Task goal :: Scan the data below for the string "John". Show every line where it turns up.

Data supplied ::
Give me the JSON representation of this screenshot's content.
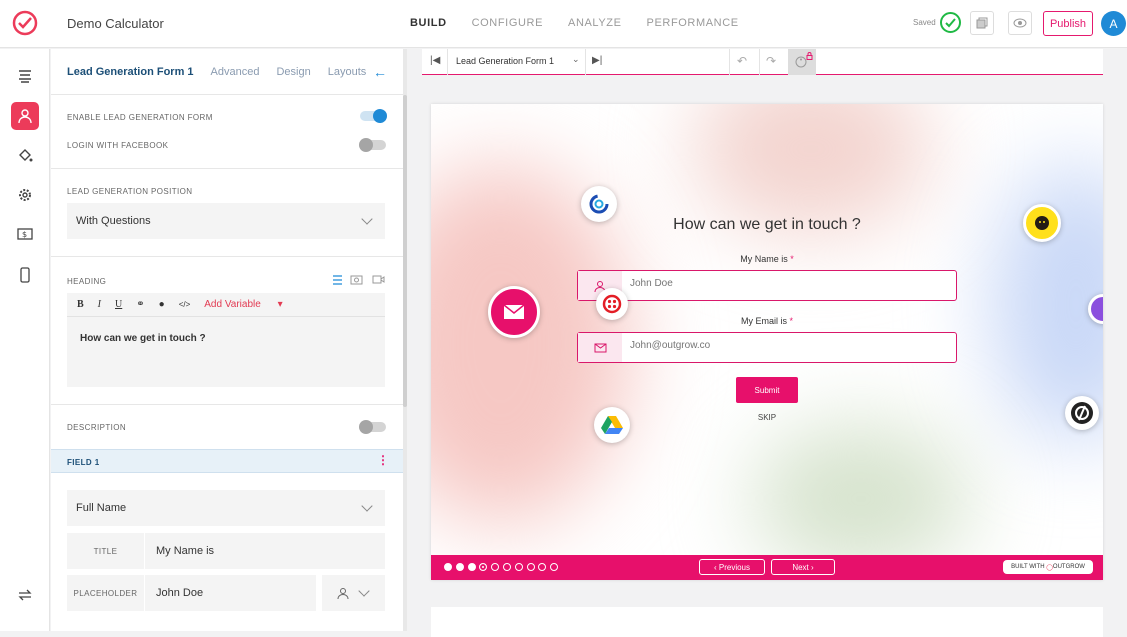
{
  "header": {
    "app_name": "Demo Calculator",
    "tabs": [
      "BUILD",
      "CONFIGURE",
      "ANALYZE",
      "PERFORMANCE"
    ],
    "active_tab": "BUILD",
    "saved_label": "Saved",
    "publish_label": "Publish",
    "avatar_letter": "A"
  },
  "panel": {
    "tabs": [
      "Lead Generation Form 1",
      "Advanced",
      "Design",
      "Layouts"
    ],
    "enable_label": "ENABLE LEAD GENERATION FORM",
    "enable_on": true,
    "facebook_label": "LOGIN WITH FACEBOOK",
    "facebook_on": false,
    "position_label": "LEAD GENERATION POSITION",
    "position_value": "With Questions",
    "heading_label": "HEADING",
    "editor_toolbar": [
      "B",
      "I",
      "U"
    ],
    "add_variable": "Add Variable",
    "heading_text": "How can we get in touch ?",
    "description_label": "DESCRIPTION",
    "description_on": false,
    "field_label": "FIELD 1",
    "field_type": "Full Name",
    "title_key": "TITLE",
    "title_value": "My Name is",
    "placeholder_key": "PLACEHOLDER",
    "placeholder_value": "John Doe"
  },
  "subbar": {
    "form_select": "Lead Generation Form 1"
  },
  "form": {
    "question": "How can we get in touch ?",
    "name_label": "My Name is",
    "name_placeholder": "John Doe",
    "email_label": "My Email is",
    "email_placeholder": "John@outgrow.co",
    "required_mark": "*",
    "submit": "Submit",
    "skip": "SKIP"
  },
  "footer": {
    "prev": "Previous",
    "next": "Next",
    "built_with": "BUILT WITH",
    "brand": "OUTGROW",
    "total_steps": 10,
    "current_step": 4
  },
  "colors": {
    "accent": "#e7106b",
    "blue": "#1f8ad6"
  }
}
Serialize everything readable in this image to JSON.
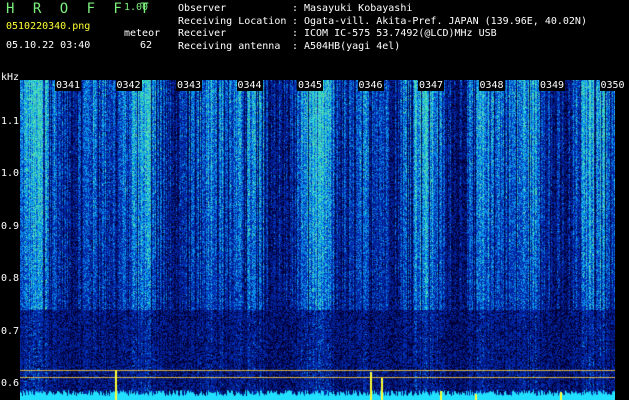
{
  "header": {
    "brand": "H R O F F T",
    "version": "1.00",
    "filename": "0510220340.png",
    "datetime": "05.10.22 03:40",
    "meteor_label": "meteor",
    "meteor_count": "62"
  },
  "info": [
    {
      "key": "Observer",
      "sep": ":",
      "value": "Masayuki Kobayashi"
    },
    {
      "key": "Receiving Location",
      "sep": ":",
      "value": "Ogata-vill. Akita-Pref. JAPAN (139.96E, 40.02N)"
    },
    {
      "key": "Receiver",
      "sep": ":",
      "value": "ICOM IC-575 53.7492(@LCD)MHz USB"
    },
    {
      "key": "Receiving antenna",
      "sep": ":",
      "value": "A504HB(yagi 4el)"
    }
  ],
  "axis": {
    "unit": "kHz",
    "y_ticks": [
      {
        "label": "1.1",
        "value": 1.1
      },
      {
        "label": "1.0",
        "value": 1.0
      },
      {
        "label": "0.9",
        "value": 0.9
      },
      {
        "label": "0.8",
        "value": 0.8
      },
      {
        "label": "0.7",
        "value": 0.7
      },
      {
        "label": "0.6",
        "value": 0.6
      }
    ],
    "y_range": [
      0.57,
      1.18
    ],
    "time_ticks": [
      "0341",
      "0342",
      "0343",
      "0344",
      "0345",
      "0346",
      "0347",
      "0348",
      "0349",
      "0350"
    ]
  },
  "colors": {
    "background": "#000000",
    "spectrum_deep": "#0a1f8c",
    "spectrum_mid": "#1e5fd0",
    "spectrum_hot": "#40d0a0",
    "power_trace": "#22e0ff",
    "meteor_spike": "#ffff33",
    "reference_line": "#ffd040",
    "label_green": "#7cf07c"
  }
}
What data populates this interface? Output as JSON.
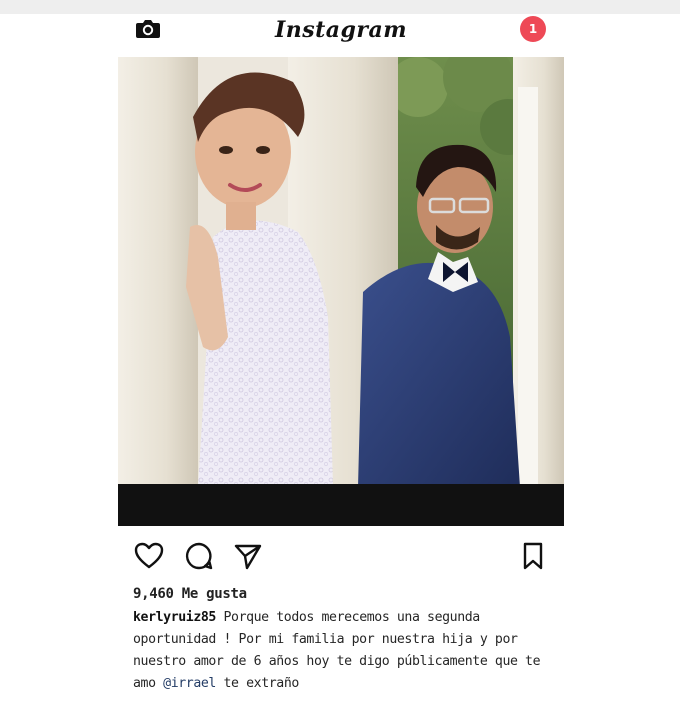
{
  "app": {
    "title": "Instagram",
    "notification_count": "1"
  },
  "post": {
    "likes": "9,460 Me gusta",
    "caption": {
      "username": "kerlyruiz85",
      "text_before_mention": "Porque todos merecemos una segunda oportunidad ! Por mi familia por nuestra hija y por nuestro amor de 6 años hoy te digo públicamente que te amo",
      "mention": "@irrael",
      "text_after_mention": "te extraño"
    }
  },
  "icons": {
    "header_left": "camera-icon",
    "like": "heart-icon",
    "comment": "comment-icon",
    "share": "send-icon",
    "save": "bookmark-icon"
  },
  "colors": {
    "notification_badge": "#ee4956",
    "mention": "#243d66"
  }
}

Solution for this task ::
    "placeholder_value": "John Doe"
    "name_placeholder": "John Doe",
    "email_placeholder": "John@outgrow.co",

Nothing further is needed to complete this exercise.